_DATA_:
-*-
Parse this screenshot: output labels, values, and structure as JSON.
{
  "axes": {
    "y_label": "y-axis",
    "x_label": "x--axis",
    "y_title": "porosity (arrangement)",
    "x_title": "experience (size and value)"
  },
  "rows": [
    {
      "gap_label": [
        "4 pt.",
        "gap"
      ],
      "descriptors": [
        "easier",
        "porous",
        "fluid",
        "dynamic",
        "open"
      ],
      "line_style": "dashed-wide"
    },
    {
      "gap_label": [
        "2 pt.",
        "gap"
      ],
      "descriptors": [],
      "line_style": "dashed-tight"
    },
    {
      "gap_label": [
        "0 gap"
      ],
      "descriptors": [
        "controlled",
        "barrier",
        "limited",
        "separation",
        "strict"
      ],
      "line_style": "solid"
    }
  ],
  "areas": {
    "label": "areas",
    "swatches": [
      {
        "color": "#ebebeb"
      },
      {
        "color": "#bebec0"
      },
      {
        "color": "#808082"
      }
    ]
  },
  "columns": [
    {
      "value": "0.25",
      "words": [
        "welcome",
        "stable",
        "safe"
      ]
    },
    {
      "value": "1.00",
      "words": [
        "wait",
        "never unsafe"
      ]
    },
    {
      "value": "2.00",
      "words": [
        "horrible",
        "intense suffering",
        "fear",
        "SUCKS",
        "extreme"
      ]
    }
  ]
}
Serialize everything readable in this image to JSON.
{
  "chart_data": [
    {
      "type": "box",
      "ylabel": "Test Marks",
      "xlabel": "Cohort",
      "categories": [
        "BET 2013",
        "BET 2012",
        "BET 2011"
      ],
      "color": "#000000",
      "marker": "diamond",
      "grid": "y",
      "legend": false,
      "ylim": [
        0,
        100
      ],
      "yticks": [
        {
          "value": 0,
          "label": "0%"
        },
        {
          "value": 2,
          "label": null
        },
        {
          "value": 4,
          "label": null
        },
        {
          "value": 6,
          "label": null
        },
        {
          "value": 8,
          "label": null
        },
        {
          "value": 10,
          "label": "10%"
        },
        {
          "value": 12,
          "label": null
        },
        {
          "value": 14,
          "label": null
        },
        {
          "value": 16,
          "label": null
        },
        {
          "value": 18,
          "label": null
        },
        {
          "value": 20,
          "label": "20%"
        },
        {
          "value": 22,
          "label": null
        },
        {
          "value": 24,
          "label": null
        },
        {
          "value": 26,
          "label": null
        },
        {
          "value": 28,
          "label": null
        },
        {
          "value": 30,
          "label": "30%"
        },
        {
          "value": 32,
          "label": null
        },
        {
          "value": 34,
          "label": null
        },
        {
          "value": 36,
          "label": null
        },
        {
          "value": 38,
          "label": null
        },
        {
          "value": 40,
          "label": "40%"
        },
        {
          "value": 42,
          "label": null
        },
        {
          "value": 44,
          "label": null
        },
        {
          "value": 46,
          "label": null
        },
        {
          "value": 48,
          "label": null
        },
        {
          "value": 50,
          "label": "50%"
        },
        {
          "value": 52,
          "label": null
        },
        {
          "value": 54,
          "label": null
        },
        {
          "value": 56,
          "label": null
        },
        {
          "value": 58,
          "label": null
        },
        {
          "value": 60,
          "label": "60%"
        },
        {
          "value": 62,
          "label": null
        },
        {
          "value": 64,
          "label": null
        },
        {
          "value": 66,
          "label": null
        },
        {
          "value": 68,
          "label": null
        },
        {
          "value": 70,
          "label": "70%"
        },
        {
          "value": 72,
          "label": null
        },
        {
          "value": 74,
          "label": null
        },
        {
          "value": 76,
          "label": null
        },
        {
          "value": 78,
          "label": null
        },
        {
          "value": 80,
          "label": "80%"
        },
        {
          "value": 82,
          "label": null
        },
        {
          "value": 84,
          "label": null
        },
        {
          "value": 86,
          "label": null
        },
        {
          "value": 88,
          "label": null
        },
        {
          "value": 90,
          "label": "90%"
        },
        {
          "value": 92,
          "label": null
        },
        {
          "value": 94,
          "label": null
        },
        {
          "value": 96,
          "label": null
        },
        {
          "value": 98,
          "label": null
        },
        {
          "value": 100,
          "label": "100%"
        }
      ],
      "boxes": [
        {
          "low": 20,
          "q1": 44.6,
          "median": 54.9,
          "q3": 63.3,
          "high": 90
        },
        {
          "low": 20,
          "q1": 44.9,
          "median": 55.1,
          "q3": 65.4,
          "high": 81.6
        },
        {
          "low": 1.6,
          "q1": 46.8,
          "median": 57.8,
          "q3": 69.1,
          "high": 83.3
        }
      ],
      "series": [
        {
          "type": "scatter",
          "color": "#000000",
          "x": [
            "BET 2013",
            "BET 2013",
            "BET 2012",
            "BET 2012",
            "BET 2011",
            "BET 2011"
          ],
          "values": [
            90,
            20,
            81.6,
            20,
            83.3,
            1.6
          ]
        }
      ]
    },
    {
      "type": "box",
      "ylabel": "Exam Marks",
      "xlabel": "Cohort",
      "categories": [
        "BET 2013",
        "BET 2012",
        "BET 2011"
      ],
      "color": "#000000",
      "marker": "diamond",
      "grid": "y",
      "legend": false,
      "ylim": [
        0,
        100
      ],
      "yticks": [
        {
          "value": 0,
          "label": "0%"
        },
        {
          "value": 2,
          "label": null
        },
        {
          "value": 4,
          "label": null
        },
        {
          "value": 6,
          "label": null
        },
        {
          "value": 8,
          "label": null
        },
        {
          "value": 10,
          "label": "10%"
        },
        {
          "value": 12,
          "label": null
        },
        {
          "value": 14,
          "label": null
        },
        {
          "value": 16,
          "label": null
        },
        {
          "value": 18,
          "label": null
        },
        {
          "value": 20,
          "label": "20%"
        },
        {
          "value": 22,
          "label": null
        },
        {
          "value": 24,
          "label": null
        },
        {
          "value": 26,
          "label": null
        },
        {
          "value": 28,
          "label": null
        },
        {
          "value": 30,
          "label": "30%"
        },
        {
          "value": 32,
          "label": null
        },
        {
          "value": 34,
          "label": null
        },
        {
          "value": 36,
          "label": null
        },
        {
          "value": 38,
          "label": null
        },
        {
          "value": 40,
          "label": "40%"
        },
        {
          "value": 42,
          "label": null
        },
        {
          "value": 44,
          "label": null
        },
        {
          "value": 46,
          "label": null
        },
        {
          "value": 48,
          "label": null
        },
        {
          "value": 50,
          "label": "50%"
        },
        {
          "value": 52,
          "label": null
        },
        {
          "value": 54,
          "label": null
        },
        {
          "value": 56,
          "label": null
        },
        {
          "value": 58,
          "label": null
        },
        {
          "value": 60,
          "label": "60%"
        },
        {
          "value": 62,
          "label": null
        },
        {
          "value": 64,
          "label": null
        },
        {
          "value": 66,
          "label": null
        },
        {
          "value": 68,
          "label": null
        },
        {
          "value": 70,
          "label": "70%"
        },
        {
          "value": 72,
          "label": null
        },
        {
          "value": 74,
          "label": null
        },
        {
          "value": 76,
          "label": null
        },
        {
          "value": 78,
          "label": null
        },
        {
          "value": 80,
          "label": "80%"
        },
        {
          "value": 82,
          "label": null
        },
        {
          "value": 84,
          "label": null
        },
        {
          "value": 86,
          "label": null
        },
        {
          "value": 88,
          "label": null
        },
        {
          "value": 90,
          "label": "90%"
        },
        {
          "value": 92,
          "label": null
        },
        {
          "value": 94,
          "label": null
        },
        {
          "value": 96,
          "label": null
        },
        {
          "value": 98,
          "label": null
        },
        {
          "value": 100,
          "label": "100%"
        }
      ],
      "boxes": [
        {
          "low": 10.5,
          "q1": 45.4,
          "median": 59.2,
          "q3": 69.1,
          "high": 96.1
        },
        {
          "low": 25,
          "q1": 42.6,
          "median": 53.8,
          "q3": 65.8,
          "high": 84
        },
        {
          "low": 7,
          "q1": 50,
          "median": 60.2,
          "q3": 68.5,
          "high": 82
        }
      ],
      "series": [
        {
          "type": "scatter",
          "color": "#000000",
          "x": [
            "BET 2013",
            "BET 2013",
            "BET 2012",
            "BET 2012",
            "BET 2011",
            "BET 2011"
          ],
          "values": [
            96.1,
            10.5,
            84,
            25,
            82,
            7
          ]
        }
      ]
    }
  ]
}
-*-
_YOUR OBJECTIVE_: Using the records above, list each line that includes "median".

_SOLUTION TO THIS PROBLEM_:
          "median": 54.9,
          "median": 55.1,
          "median": 57.8,
          "median": 59.2,
          "median": 53.8,
          "median": 60.2,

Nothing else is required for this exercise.